Read the listing below and copy out every line that holds "document".

>>>

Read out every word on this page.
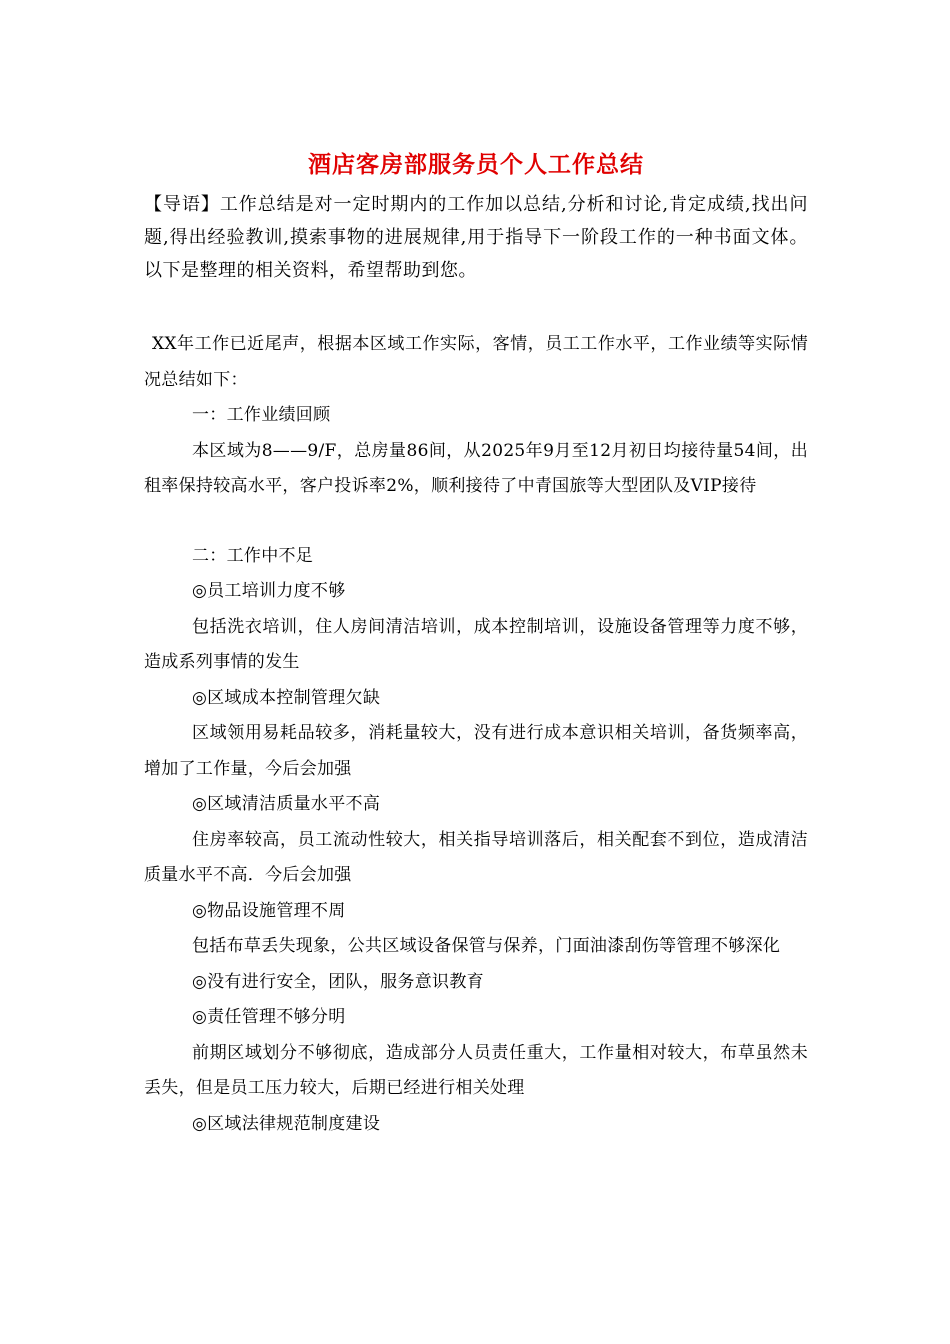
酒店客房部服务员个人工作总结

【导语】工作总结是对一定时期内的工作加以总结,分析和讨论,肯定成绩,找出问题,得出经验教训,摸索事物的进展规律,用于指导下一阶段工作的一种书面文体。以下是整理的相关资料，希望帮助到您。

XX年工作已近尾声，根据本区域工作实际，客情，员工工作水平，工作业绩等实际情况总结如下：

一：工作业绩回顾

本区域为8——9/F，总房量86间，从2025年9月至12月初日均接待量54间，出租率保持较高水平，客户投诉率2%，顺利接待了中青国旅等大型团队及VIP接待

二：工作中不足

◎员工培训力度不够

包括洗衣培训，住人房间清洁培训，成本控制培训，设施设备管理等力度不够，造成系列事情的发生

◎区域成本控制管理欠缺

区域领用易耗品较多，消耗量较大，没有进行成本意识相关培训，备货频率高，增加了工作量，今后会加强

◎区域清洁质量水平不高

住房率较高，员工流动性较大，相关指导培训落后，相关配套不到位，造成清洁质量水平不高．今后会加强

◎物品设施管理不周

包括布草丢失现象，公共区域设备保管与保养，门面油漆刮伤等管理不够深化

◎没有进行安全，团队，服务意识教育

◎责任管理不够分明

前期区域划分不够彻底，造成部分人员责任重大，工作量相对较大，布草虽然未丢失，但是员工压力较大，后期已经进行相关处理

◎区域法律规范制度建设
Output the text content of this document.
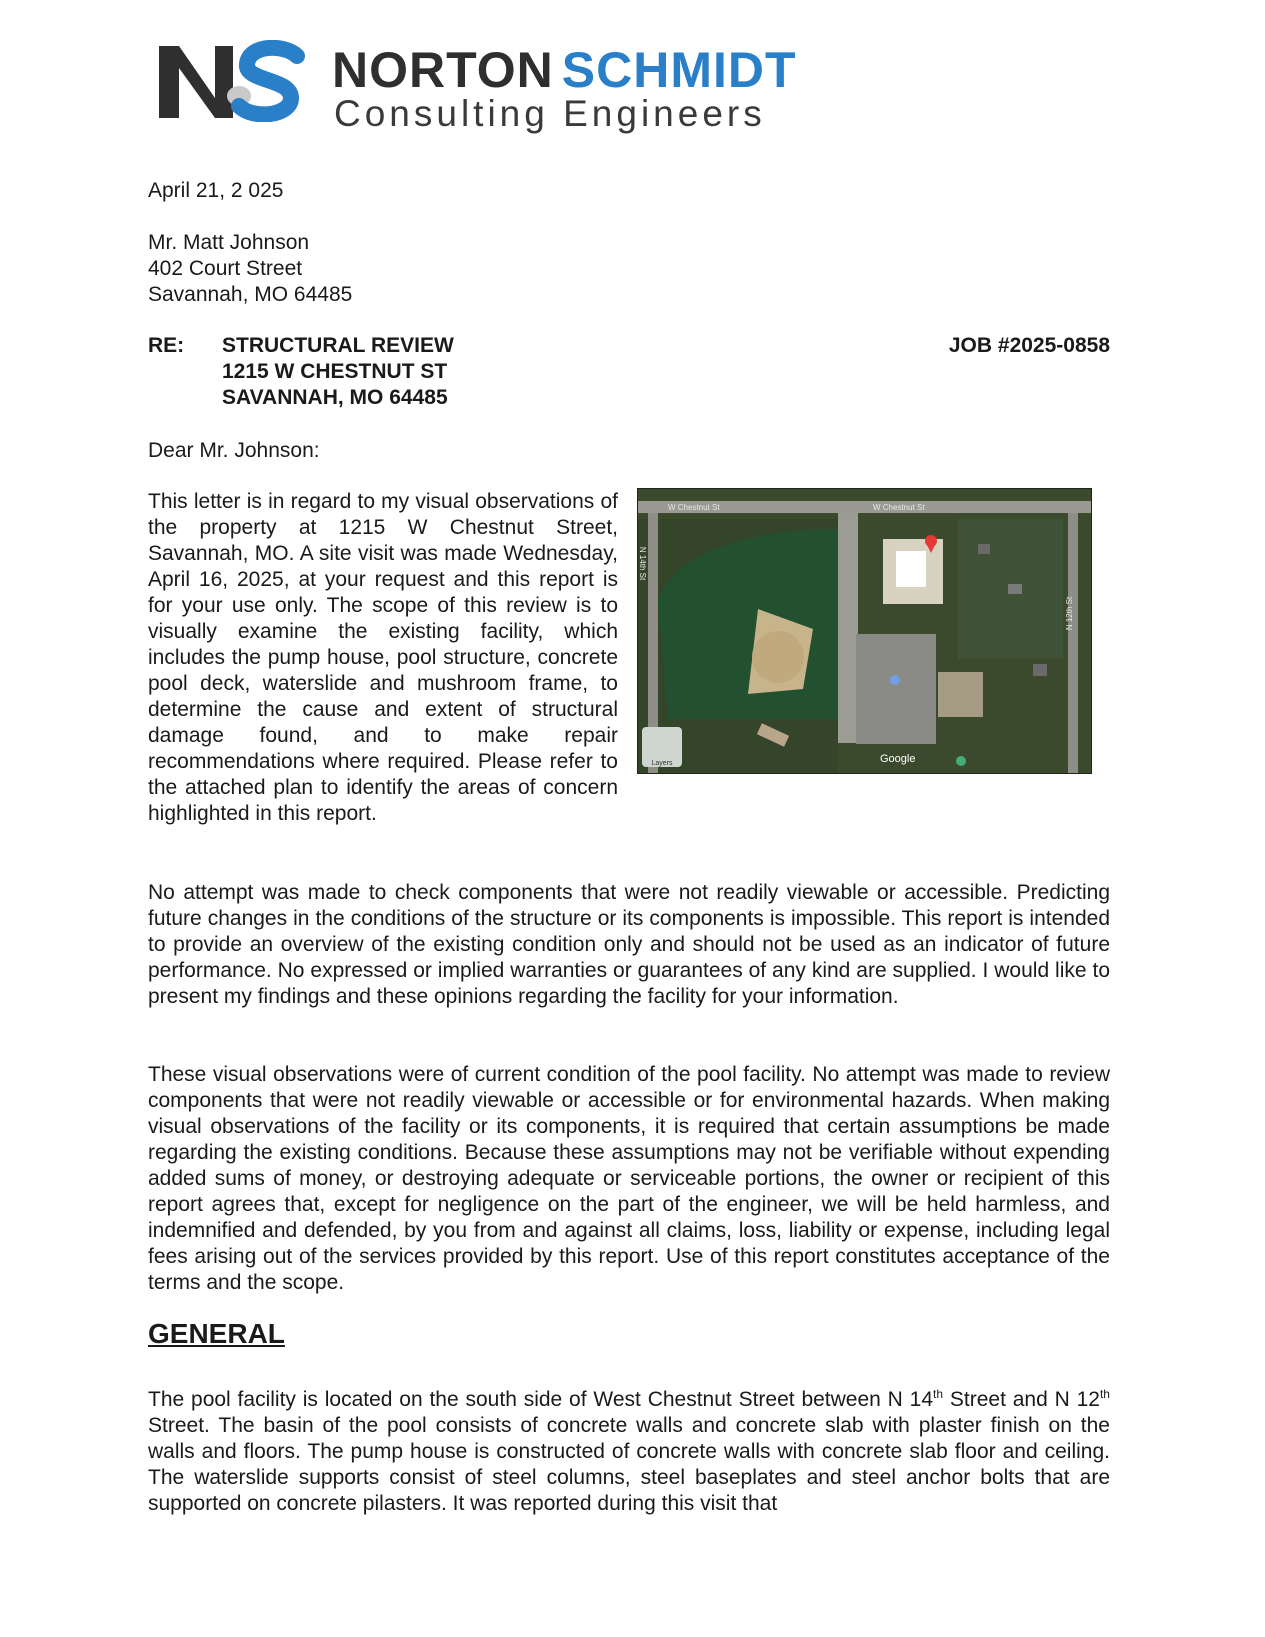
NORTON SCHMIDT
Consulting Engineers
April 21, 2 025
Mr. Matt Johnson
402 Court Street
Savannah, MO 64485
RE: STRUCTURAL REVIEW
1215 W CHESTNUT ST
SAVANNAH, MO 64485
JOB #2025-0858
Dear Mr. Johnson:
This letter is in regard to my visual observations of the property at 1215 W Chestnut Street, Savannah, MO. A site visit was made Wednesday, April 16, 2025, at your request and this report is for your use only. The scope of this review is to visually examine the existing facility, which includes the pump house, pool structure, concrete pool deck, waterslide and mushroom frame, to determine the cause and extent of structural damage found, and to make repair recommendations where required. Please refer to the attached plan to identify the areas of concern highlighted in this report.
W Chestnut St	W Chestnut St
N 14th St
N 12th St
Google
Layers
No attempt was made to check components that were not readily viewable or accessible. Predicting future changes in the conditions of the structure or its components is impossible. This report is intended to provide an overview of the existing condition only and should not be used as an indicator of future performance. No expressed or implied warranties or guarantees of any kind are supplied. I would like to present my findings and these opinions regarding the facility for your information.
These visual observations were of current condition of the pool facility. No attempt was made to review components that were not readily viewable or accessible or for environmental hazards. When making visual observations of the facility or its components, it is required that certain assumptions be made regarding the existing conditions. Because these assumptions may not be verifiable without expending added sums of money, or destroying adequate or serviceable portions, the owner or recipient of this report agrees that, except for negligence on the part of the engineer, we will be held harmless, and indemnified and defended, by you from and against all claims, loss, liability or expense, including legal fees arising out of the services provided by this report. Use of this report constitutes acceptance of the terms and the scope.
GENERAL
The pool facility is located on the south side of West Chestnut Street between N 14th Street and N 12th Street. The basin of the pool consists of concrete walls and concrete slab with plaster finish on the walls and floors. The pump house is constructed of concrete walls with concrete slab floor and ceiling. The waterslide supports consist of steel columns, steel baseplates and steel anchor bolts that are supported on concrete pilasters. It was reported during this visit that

<<<
>>>

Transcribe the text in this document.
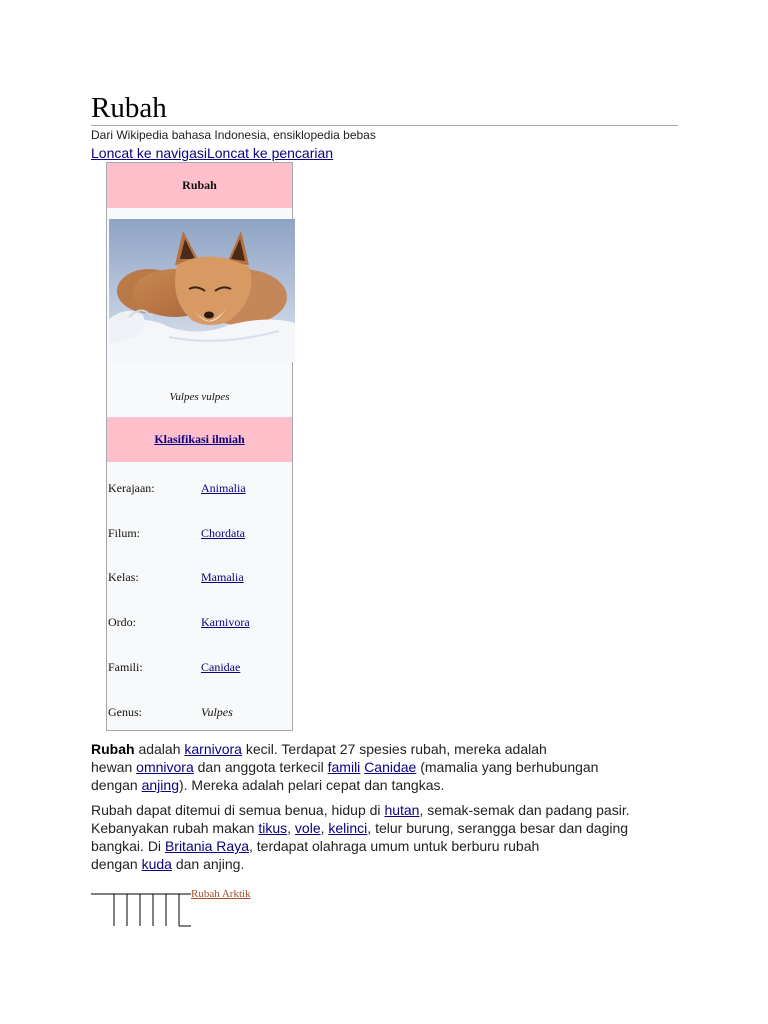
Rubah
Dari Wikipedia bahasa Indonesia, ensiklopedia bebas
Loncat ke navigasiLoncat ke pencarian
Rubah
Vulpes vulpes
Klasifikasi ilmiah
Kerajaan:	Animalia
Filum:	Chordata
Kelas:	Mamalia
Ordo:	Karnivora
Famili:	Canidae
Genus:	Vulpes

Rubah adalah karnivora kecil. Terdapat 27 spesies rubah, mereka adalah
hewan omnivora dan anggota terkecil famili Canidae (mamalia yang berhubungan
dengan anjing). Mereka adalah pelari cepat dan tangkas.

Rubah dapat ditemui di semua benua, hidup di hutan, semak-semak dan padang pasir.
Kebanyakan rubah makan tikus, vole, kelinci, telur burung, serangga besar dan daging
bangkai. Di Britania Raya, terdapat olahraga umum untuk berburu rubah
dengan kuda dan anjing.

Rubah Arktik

<<<

Output for this task
Output the text content of this document.
Transcribe the text in this document.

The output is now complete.